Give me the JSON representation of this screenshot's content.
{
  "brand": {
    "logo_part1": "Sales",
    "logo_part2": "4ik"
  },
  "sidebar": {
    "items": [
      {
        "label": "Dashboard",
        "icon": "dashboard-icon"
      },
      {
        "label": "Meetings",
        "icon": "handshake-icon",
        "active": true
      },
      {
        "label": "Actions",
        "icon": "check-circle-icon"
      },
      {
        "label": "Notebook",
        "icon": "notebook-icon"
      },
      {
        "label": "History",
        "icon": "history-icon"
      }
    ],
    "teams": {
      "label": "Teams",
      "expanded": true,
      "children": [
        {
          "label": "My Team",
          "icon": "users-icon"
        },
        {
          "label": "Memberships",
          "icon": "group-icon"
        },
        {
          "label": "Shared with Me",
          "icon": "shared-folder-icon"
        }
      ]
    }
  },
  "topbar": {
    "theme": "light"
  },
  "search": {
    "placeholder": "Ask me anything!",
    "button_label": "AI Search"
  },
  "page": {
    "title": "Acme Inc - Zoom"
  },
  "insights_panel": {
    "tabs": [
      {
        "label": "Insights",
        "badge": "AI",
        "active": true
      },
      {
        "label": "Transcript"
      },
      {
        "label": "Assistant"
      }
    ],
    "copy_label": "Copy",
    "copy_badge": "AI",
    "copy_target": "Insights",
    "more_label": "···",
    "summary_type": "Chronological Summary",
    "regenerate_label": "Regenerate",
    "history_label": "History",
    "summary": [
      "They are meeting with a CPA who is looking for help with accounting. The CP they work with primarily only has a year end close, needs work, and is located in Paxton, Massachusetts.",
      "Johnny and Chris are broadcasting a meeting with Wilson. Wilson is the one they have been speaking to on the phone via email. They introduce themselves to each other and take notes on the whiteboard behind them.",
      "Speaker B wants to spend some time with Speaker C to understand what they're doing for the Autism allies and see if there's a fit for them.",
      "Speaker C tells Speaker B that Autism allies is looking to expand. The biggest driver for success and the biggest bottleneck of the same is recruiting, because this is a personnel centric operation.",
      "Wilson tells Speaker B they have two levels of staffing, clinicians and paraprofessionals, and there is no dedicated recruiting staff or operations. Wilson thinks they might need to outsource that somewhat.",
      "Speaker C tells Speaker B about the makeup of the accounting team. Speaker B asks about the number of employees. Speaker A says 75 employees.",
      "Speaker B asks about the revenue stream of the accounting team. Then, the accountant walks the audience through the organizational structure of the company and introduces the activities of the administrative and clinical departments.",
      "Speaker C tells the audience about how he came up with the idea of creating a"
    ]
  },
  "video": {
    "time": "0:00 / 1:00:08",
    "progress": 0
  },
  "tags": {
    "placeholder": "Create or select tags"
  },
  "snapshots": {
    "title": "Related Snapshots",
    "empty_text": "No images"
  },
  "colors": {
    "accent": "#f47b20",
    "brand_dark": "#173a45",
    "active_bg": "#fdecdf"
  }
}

· · · · · · ·

**SHORT PROBLEM**
Repeat the material word for word, in full.

**REPLY**
Give me the JSON representation of this screenshot's content.
{
  "brand": {
    "logo_part1": "Sales",
    "logo_part2": "4ik"
  },
  "sidebar": {
    "items": [
      {
        "label": "Dashboard",
        "icon": "dashboard-icon"
      },
      {
        "label": "Meetings",
        "icon": "handshake-icon",
        "active": true
      },
      {
        "label": "Actions",
        "icon": "check-circle-icon"
      },
      {
        "label": "Notebook",
        "icon": "notebook-icon"
      },
      {
        "label": "History",
        "icon": "history-icon"
      }
    ],
    "teams": {
      "label": "Teams",
      "expanded": true,
      "children": [
        {
          "label": "My Team",
          "icon": "users-icon"
        },
        {
          "label": "Memberships",
          "icon": "group-icon"
        },
        {
          "label": "Shared with Me",
          "icon": "shared-folder-icon"
        }
      ]
    }
  },
  "topbar": {
    "theme": "light"
  },
  "search": {
    "placeholder": "Ask me anything!",
    "button_label": "AI Search"
  },
  "page": {
    "title": "Acme Inc - Zoom"
  },
  "insights_panel": {
    "tabs": [
      {
        "label": "Insights",
        "badge": "AI",
        "active": true
      },
      {
        "label": "Transcript"
      },
      {
        "label": "Assistant"
      }
    ],
    "copy_label": "Copy",
    "copy_badge": "AI",
    "copy_target": "Insights",
    "more_label": "···",
    "summary_type": "Chronological Summary",
    "regenerate_label": "Regenerate",
    "history_label": "History",
    "summary": [
      "They are meeting with a CPA who is looking for help with accounting. The CP they work with primarily only has a year end close, needs work, and is located in Paxton, Massachusetts.",
      "Johnny and Chris are broadcasting a meeting with Wilson. Wilson is the one they have been speaking to on the phone via email. They introduce themselves to each other and take notes on the whiteboard behind them.",
      "Speaker B wants to spend some time with Speaker C to understand what they're doing for the Autism allies and see if there's a fit for them.",
      "Speaker C tells Speaker B that Autism allies is looking to expand. The biggest driver for success and the biggest bottleneck of the same is recruiting, because this is a personnel centric operation.",
      "Wilson tells Speaker B they have two levels of staffing, clinicians and paraprofessionals, and there is no dedicated recruiting staff or operations. Wilson thinks they might need to outsource that somewhat.",
      "Speaker C tells Speaker B about the makeup of the accounting team. Speaker B asks about the number of employees. Speaker A says 75 employees.",
      "Speaker B asks about the revenue stream of the accounting team. Then, the accountant walks the audience through the organizational structure of the company and introduces the activities of the administrative and clinical departments.",
      "Speaker C tells the audience about how he came up with the idea of creating a"
    ]
  },
  "video": {
    "time": "0:00 / 1:00:08",
    "progress": 0
  },
  "tags": {
    "placeholder": "Create or select tags"
  },
  "snapshots": {
    "title": "Related Snapshots",
    "empty_text": "No images"
  },
  "colors": {
    "accent": "#f47b20",
    "brand_dark": "#173a45",
    "active_bg": "#fdecdf"
  }
}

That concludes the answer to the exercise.